▶ **PROBLEM REQUIREMENTS**: Output the data exactly, with every line intact.

▶ **EXTRACTED DATA**:
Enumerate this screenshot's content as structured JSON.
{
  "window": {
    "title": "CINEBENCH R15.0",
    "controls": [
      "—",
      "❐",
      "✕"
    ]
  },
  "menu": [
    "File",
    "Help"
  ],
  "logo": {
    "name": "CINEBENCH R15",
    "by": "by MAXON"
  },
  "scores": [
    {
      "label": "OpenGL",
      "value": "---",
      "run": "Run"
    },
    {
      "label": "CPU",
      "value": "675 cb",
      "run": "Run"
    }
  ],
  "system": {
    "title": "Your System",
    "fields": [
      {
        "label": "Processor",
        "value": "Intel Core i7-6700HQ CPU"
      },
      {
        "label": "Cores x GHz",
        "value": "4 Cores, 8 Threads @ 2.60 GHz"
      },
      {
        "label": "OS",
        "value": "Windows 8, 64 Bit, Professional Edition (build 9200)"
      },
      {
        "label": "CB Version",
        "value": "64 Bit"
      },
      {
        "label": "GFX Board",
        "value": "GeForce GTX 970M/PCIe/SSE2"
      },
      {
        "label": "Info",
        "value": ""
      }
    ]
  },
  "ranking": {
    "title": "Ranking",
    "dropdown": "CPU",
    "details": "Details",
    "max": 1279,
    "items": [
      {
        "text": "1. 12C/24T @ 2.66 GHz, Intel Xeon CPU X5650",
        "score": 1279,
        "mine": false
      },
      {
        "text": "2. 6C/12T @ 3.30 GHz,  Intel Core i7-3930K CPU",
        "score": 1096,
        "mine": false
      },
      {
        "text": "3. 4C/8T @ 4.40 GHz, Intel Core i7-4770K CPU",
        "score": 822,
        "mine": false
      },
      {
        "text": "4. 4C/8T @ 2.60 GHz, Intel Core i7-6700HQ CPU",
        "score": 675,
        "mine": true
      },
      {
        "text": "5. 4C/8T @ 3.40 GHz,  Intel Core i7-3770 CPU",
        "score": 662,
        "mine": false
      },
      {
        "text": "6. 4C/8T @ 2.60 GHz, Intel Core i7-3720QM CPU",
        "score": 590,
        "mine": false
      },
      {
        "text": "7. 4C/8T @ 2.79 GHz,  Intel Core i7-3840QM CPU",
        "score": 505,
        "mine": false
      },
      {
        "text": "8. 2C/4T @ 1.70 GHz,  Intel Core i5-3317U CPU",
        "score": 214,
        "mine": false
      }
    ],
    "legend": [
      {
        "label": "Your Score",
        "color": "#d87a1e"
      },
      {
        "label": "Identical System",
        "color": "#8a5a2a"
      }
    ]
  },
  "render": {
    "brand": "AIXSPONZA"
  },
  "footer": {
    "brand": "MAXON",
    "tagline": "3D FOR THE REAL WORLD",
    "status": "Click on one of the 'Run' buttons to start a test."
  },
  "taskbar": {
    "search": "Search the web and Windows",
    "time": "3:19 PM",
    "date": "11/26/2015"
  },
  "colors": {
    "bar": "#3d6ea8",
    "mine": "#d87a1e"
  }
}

▶ **RESULT FOR THIS EXERCISE**:
Enumerate this screenshot's content as structured JSON.
{
  "window": {
    "title": "CINEBENCH R15.0",
    "controls": [
      "—",
      "❐",
      "✕"
    ]
  },
  "menu": [
    "File",
    "Help"
  ],
  "logo": {
    "name": "CINEBENCH R15",
    "by": "by MAXON"
  },
  "scores": [
    {
      "label": "OpenGL",
      "value": "---",
      "run": "Run"
    },
    {
      "label": "CPU",
      "value": "675 cb",
      "run": "Run"
    }
  ],
  "system": {
    "title": "Your System",
    "fields": [
      {
        "label": "Processor",
        "value": "Intel Core i7-6700HQ CPU"
      },
      {
        "label": "Cores x GHz",
        "value": "4 Cores, 8 Threads @ 2.60 GHz"
      },
      {
        "label": "OS",
        "value": "Windows 8, 64 Bit, Professional Edition (build 9200)"
      },
      {
        "label": "CB Version",
        "value": "64 Bit"
      },
      {
        "label": "GFX Board",
        "value": "GeForce GTX 970M/PCIe/SSE2"
      },
      {
        "label": "Info",
        "value": ""
      }
    ]
  },
  "ranking": {
    "title": "Ranking",
    "dropdown": "CPU",
    "details": "Details",
    "max": 1279,
    "items": [
      {
        "text": "1. 12C/24T @ 2.66 GHz, Intel Xeon CPU X5650",
        "score": 1279,
        "mine": false
      },
      {
        "text": "2. 6C/12T @ 3.30 GHz,  Intel Core i7-3930K CPU",
        "score": 1096,
        "mine": false
      },
      {
        "text": "3. 4C/8T @ 4.40 GHz, Intel Core i7-4770K CPU",
        "score": 822,
        "mine": false
      },
      {
        "text": "4. 4C/8T @ 2.60 GHz, Intel Core i7-6700HQ CPU",
        "score": 675,
        "mine": true
      },
      {
        "text": "5. 4C/8T @ 3.40 GHz,  Intel Core i7-3770 CPU",
        "score": 662,
        "mine": false
      },
      {
        "text": "6. 4C/8T @ 2.60 GHz, Intel Core i7-3720QM CPU",
        "score": 590,
        "mine": false
      },
      {
        "text": "7. 4C/8T @ 2.79 GHz,  Intel Core i7-3840QM CPU",
        "score": 505,
        "mine": false
      },
      {
        "text": "8. 2C/4T @ 1.70 GHz,  Intel Core i5-3317U CPU",
        "score": 214,
        "mine": false
      }
    ],
    "legend": [
      {
        "label": "Your Score",
        "color": "#d87a1e"
      },
      {
        "label": "Identical System",
        "color": "#8a5a2a"
      }
    ]
  },
  "render": {
    "brand": "AIXSPONZA"
  },
  "footer": {
    "brand": "MAXON",
    "tagline": "3D FOR THE REAL WORLD",
    "status": "Click on one of the 'Run' buttons to start a test."
  },
  "taskbar": {
    "search": "Search the web and Windows",
    "time": "3:19 PM",
    "date": "11/26/2015"
  },
  "colors": {
    "bar": "#3d6ea8",
    "mine": "#d87a1e"
  }
}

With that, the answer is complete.